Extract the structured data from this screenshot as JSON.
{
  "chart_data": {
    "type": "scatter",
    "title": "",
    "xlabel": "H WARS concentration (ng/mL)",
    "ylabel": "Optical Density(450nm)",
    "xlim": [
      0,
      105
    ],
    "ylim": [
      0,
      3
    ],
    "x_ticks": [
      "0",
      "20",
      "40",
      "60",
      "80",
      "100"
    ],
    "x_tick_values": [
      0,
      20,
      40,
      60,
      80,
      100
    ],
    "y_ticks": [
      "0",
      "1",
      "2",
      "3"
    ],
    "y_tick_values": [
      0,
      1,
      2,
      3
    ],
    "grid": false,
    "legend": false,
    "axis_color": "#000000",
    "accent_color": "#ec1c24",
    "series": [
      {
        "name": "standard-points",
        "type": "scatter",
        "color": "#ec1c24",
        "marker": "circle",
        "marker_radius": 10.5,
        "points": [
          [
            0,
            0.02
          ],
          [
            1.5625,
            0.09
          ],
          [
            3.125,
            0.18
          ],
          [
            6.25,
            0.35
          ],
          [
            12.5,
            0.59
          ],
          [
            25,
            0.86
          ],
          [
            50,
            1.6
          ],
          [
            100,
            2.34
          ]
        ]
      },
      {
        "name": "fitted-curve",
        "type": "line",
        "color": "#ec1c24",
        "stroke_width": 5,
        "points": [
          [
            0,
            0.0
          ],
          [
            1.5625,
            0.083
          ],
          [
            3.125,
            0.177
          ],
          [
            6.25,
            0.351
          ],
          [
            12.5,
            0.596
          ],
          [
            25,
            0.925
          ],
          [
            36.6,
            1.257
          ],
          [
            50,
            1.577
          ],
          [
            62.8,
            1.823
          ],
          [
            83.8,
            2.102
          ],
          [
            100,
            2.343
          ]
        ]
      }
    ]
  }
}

◇ ◇ ◇

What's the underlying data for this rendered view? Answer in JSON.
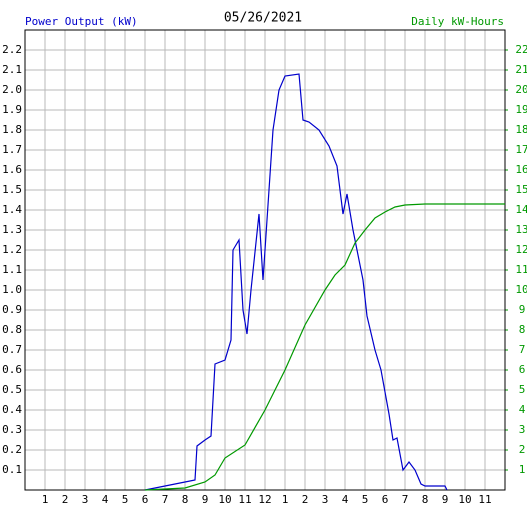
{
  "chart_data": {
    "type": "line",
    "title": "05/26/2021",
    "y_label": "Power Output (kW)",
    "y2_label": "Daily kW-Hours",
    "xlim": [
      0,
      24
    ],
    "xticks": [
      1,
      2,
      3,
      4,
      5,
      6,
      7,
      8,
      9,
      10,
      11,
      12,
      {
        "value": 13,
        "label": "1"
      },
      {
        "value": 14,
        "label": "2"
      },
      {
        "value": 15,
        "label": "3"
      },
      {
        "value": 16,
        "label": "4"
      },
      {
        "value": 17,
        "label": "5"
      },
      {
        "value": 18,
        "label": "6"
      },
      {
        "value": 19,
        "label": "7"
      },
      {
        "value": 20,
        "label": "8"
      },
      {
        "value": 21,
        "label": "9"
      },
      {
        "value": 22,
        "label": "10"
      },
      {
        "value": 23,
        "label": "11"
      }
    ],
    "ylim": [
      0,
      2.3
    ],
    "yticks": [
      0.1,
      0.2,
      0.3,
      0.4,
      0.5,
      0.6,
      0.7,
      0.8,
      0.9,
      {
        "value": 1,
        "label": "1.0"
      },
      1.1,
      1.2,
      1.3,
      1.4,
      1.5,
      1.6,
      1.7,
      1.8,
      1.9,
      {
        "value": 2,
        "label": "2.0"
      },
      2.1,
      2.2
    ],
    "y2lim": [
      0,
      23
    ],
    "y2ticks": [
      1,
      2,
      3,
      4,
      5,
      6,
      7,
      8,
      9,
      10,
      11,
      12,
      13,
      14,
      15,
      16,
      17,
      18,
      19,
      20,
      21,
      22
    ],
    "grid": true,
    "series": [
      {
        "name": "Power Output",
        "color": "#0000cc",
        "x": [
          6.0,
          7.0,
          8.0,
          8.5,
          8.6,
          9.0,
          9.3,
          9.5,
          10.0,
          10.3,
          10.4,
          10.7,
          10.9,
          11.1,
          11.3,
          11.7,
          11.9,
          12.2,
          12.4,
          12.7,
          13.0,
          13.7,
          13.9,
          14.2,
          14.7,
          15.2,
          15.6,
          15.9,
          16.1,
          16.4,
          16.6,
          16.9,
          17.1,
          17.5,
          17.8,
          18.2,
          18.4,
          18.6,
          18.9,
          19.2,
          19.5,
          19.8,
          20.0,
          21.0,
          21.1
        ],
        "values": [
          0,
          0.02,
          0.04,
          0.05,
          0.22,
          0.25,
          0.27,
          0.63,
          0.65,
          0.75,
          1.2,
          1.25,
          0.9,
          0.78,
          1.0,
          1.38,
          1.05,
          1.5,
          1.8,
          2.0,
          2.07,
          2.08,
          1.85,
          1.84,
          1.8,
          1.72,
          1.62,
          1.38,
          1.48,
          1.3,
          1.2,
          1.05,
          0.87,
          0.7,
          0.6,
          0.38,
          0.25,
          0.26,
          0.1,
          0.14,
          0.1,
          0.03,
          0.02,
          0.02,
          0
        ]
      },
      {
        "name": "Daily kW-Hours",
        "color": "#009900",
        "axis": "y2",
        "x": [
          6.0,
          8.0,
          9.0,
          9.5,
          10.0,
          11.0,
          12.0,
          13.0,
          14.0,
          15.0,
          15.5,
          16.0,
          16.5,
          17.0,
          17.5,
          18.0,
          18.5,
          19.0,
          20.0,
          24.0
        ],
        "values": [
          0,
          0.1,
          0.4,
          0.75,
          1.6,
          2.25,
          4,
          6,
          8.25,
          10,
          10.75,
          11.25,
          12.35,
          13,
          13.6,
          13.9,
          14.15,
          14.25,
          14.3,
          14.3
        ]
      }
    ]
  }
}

◇ ◇ ◇

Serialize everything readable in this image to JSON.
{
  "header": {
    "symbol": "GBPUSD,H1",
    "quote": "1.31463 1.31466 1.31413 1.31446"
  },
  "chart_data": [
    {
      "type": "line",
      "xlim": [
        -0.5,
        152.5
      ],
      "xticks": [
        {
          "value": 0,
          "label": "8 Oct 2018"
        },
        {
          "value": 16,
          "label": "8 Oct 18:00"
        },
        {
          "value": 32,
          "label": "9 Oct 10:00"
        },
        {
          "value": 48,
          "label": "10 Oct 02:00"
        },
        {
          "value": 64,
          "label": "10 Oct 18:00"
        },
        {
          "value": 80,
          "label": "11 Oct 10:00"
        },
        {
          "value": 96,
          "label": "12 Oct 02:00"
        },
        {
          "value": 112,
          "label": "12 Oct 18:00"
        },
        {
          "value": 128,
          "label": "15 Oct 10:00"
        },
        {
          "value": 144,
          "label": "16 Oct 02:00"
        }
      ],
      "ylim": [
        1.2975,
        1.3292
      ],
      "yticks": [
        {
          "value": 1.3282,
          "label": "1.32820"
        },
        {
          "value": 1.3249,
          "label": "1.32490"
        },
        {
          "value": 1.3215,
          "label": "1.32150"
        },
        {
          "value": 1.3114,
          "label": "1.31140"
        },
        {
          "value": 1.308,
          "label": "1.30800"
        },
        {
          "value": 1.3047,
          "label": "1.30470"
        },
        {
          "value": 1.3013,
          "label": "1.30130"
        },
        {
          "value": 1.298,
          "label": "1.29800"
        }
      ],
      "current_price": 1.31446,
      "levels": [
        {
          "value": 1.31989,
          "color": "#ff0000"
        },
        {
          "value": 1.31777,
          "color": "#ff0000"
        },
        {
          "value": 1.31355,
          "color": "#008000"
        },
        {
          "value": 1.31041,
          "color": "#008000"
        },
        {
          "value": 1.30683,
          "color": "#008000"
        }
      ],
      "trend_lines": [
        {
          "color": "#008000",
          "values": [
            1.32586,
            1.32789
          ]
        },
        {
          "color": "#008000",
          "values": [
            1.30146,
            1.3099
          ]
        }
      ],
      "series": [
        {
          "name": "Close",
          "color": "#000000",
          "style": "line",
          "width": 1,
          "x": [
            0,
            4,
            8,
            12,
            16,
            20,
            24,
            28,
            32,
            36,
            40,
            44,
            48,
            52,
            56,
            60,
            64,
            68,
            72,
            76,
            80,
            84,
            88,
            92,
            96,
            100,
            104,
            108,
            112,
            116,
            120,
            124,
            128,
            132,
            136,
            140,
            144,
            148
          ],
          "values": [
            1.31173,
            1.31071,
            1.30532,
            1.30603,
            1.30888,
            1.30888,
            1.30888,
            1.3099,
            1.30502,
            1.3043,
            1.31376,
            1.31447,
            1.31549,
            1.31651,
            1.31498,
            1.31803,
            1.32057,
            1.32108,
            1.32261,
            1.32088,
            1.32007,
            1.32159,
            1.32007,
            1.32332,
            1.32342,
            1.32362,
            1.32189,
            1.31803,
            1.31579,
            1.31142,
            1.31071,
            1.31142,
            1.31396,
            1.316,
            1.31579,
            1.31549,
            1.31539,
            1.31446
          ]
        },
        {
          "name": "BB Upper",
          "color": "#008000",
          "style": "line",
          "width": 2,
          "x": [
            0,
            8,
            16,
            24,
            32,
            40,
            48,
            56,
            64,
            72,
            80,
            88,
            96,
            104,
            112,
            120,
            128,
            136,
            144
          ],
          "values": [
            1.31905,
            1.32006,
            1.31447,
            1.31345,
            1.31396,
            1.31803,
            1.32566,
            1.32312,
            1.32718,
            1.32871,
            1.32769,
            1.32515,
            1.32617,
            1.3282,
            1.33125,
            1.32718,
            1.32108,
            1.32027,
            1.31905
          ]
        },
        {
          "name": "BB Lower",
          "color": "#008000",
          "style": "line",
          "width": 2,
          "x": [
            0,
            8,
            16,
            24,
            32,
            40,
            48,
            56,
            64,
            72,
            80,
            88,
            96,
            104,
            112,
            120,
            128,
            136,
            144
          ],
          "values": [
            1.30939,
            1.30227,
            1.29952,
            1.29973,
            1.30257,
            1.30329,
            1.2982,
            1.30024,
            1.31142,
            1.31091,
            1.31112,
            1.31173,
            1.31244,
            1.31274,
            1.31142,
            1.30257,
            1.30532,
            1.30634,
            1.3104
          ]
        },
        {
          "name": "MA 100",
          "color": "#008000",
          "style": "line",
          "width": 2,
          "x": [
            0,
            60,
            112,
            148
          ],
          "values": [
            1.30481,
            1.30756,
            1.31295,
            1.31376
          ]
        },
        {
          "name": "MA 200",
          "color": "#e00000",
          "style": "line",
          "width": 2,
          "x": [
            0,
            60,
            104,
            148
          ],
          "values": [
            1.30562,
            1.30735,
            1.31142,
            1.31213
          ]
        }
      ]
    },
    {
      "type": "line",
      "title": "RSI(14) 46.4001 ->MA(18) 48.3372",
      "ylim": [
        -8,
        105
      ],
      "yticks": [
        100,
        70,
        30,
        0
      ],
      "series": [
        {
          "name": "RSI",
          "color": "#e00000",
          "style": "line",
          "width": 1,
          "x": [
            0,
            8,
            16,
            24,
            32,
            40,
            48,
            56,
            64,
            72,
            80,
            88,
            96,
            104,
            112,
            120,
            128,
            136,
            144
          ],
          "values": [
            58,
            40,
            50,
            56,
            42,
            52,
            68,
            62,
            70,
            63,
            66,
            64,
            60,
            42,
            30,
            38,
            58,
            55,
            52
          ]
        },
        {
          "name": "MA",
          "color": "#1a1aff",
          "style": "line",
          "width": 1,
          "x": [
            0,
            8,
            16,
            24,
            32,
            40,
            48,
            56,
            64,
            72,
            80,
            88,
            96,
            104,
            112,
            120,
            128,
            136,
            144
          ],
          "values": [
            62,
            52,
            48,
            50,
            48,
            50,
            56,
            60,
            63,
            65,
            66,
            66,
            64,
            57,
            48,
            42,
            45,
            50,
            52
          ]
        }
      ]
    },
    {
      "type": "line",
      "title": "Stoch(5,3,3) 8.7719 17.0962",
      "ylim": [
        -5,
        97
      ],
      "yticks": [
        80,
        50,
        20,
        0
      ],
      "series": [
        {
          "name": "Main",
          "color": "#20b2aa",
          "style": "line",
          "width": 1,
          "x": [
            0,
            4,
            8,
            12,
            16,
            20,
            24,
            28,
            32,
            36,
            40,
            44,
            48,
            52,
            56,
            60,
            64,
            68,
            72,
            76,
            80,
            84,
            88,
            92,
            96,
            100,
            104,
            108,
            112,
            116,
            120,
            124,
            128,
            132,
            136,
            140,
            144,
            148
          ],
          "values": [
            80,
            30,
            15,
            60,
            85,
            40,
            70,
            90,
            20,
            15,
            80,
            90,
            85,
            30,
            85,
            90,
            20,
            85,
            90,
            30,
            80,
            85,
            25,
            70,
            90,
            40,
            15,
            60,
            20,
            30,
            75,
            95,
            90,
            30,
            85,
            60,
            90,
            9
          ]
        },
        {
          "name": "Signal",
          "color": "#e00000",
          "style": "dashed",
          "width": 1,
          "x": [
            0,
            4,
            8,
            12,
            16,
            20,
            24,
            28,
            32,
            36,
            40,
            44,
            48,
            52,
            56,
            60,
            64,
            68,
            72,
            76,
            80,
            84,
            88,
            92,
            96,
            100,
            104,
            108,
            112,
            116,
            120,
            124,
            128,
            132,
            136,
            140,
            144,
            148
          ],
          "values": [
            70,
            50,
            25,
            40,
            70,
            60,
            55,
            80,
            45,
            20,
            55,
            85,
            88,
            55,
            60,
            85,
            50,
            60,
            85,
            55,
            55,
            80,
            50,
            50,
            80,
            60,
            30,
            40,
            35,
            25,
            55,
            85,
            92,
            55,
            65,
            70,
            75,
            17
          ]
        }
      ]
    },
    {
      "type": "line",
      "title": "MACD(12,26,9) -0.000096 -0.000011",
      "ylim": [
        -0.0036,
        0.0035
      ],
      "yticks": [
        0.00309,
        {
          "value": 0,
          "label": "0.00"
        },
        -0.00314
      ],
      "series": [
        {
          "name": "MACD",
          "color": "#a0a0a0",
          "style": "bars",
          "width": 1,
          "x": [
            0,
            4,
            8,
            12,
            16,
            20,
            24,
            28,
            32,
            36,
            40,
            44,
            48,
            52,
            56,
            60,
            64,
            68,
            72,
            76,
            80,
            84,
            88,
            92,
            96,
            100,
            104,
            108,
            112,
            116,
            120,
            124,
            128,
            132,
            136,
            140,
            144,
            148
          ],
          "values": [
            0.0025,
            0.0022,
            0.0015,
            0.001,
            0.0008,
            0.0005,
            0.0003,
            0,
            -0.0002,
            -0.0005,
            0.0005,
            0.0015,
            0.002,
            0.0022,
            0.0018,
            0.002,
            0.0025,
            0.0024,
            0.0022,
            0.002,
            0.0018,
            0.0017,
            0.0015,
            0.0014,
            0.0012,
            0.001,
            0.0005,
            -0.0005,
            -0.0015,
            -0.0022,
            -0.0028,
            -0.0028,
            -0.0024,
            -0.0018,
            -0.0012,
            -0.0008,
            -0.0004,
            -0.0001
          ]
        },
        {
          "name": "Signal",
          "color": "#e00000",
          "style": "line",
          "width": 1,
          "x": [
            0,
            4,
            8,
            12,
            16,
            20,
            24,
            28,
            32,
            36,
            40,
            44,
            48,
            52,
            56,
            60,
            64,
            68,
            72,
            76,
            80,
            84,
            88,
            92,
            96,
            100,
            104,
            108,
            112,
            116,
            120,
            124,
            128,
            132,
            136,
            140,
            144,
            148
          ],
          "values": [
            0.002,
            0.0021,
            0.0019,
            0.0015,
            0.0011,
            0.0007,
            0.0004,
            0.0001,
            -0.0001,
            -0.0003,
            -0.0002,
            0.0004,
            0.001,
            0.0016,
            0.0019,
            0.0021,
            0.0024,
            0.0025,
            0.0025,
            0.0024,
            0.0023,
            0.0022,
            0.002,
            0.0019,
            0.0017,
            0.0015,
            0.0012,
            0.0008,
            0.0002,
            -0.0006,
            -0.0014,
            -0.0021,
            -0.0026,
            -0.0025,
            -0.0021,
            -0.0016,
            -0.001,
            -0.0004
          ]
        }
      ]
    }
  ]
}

◇ ◇ ◇

### WHAT IS BEING ASKED
Read through the entries and copy every line that includes "JSON".

### CORRECT ANSWER
Extract the structured data from this screenshot as JSON.
What's the underlying data for this rendered view? Answer in JSON.
Serialize everything readable in this image to JSON.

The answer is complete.